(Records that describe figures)
──────────
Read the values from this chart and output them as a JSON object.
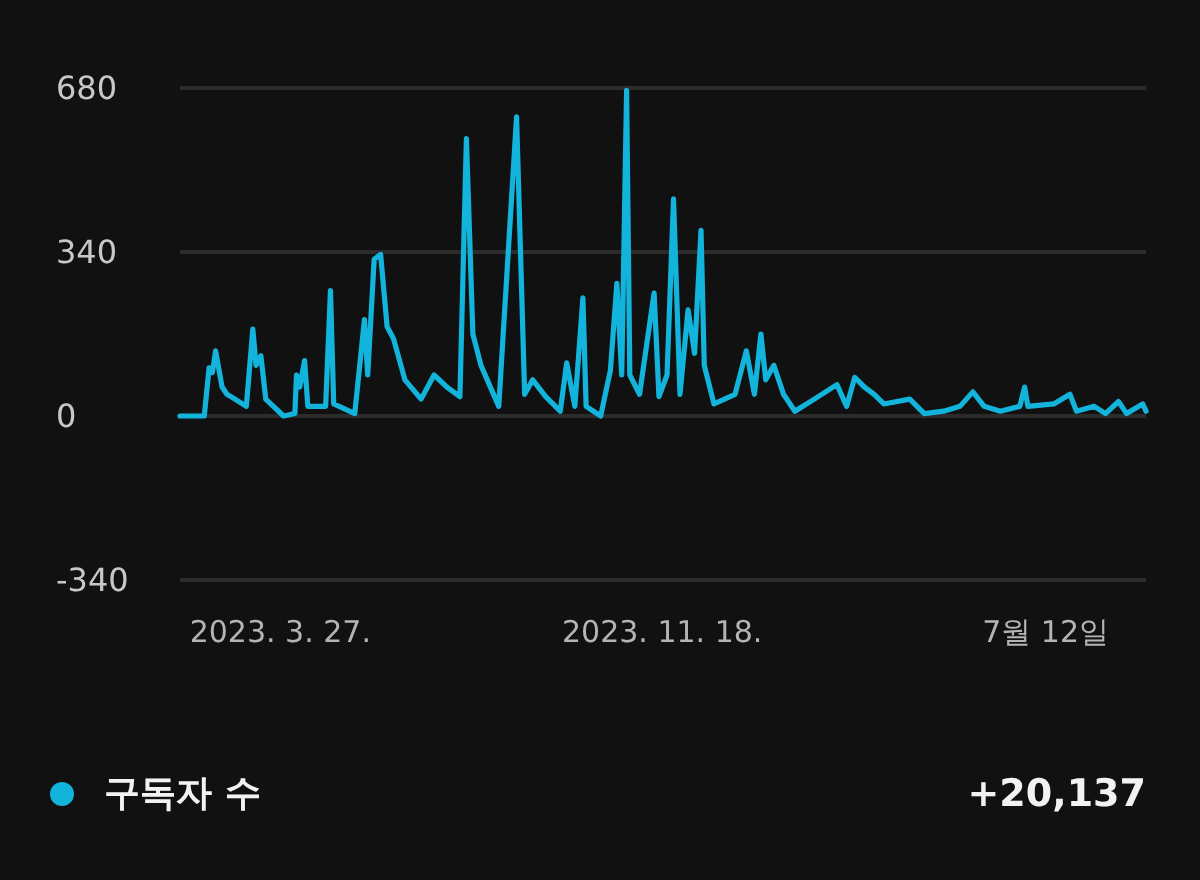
{
  "chart_data": {
    "type": "line",
    "x": [
      "2023-01-24",
      "2023-02-08",
      "2023-02-11",
      "2023-02-13",
      "2023-02-15",
      "2023-02-19",
      "2023-02-22",
      "2023-02-27",
      "2023-03-06",
      "2023-03-10",
      "2023-03-12",
      "2023-03-15",
      "2023-03-18",
      "2023-03-29",
      "2023-04-05",
      "2023-04-06",
      "2023-04-08",
      "2023-04-11",
      "2023-04-13",
      "2023-04-24",
      "2023-04-27",
      "2023-04-29",
      "2023-05-12",
      "2023-05-18",
      "2023-05-20",
      "2023-05-24",
      "2023-05-28",
      "2023-06-01",
      "2023-06-05",
      "2023-06-12",
      "2023-06-22",
      "2023-06-30",
      "2023-07-08",
      "2023-07-16",
      "2023-07-20",
      "2023-07-24",
      "2023-07-29",
      "2023-08-09",
      "2023-08-20",
      "2023-08-25",
      "2023-08-30",
      "2023-09-07",
      "2023-09-16",
      "2023-09-20",
      "2023-09-25",
      "2023-09-30",
      "2023-10-02",
      "2023-10-11",
      "2023-10-17",
      "2023-10-21",
      "2023-10-24",
      "2023-10-27",
      "2023-10-29",
      "2023-11-04",
      "2023-11-13",
      "2023-11-16",
      "2023-11-21",
      "2023-11-25",
      "2023-11-29",
      "2023-12-04",
      "2023-12-08",
      "2023-12-12",
      "2023-12-14",
      "2023-12-20",
      "2024-01-02",
      "2024-01-09",
      "2024-01-14",
      "2024-01-18",
      "2024-01-21",
      "2024-01-26",
      "2024-02-01",
      "2024-02-08",
      "2024-02-20",
      "2024-03-05",
      "2024-03-11",
      "2024-03-16",
      "2024-03-22",
      "2024-03-28",
      "2024-04-03",
      "2024-04-19",
      "2024-04-28",
      "2024-05-10",
      "2024-05-20",
      "2024-05-28",
      "2024-06-04",
      "2024-06-14",
      "2024-06-26",
      "2024-06-29",
      "2024-07-01",
      "2024-07-17",
      "2024-07-27",
      "2024-07-31",
      "2024-08-11",
      "2024-08-18",
      "2024-08-26",
      "2024-08-31",
      "2024-09-10",
      "2024-09-12"
    ],
    "series": [
      {
        "name": "구독자 수",
        "color": "#12b4dc",
        "values": [
          0,
          0,
          100,
          90,
          135,
          60,
          45,
          35,
          20,
          180,
          105,
          125,
          35,
          0,
          5,
          85,
          60,
          115,
          20,
          20,
          260,
          25,
          5,
          200,
          85,
          325,
          335,
          185,
          160,
          75,
          35,
          85,
          60,
          40,
          575,
          170,
          105,
          20,
          620,
          45,
          75,
          40,
          10,
          110,
          20,
          245,
          20,
          0,
          95,
          275,
          85,
          675,
          85,
          45,
          255,
          40,
          85,
          450,
          45,
          220,
          130,
          385,
          105,
          25,
          45,
          135,
          45,
          170,
          75,
          105,
          45,
          10,
          35,
          65,
          20,
          80,
          60,
          45,
          25,
          35,
          5,
          10,
          20,
          50,
          20,
          10,
          20,
          60,
          20,
          25,
          45,
          10,
          20,
          5,
          30,
          5,
          25,
          10
        ]
      }
    ],
    "xlim": [
      "2023-01-24",
      "2024-09-12"
    ],
    "xticks": [
      {
        "value": "2023-03-27",
        "label": "2023. 3. 27."
      },
      {
        "value": "2023-11-18",
        "label": "2023. 11. 18."
      },
      {
        "value": "2024-07-12",
        "label": "7월 12일"
      }
    ],
    "ylim": [
      -340,
      680
    ],
    "yticks": [
      -340,
      0,
      340,
      680
    ],
    "grid": "y",
    "legend": "bottom",
    "marker": "none",
    "line_style": "solid",
    "annotations": [
      "+20,137"
    ]
  }
}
──────────
Skip the pictures and transcribe the rest of the records exactly.

Read the values from this chart and output them as a JSON object.
{
  "chart_data": {
    "type": "line",
    "x": [
      "2023-01-24",
      "2023-02-08",
      "2023-02-11",
      "2023-02-13",
      "2023-02-15",
      "2023-02-19",
      "2023-02-22",
      "2023-02-27",
      "2023-03-06",
      "2023-03-10",
      "2023-03-12",
      "2023-03-15",
      "2023-03-18",
      "2023-03-29",
      "2023-04-05",
      "2023-04-06",
      "2023-04-08",
      "2023-04-11",
      "2023-04-13",
      "2023-04-24",
      "2023-04-27",
      "2023-04-29",
      "2023-05-12",
      "2023-05-18",
      "2023-05-20",
      "2023-05-24",
      "2023-05-28",
      "2023-06-01",
      "2023-06-05",
      "2023-06-12",
      "2023-06-22",
      "2023-06-30",
      "2023-07-08",
      "2023-07-16",
      "2023-07-20",
      "2023-07-24",
      "2023-07-29",
      "2023-08-09",
      "2023-08-20",
      "2023-08-25",
      "2023-08-30",
      "2023-09-07",
      "2023-09-16",
      "2023-09-20",
      "2023-09-25",
      "2023-09-30",
      "2023-10-02",
      "2023-10-11",
      "2023-10-17",
      "2023-10-21",
      "2023-10-24",
      "2023-10-27",
      "2023-10-29",
      "2023-11-04",
      "2023-11-13",
      "2023-11-16",
      "2023-11-21",
      "2023-11-25",
      "2023-11-29",
      "2023-12-04",
      "2023-12-08",
      "2023-12-12",
      "2023-12-14",
      "2023-12-20",
      "2024-01-02",
      "2024-01-09",
      "2024-01-14",
      "2024-01-18",
      "2024-01-21",
      "2024-01-26",
      "2024-02-01",
      "2024-02-08",
      "2024-02-20",
      "2024-03-05",
      "2024-03-11",
      "2024-03-16",
      "2024-03-22",
      "2024-03-28",
      "2024-04-03",
      "2024-04-19",
      "2024-04-28",
      "2024-05-10",
      "2024-05-20",
      "2024-05-28",
      "2024-06-04",
      "2024-06-14",
      "2024-06-26",
      "2024-06-29",
      "2024-07-01",
      "2024-07-17",
      "2024-07-27",
      "2024-07-31",
      "2024-08-11",
      "2024-08-18",
      "2024-08-26",
      "2024-08-31",
      "2024-09-10",
      "2024-09-12"
    ],
    "series": [
      {
        "name": "구독자 수",
        "color": "#12b4dc",
        "values": [
          0,
          0,
          100,
          90,
          135,
          60,
          45,
          35,
          20,
          180,
          105,
          125,
          35,
          0,
          5,
          85,
          60,
          115,
          20,
          20,
          260,
          25,
          5,
          200,
          85,
          325,
          335,
          185,
          160,
          75,
          35,
          85,
          60,
          40,
          575,
          170,
          105,
          20,
          620,
          45,
          75,
          40,
          10,
          110,
          20,
          245,
          20,
          0,
          95,
          275,
          85,
          675,
          85,
          45,
          255,
          40,
          85,
          450,
          45,
          220,
          130,
          385,
          105,
          25,
          45,
          135,
          45,
          170,
          75,
          105,
          45,
          10,
          35,
          65,
          20,
          80,
          60,
          45,
          25,
          35,
          5,
          10,
          20,
          50,
          20,
          10,
          20,
          60,
          20,
          25,
          45,
          10,
          20,
          5,
          30,
          5,
          25,
          10
        ]
      }
    ],
    "xlim": [
      "2023-01-24",
      "2024-09-12"
    ],
    "xticks": [
      {
        "value": "2023-03-27",
        "label": "2023. 3. 27."
      },
      {
        "value": "2023-11-18",
        "label": "2023. 11. 18."
      },
      {
        "value": "2024-07-12",
        "label": "7월 12일"
      }
    ],
    "ylim": [
      -340,
      680
    ],
    "yticks": [
      -340,
      0,
      340,
      680
    ],
    "grid": "y",
    "legend": "bottom",
    "marker": "none",
    "line_style": "solid",
    "annotations": [
      "+20,137"
    ]
  }
}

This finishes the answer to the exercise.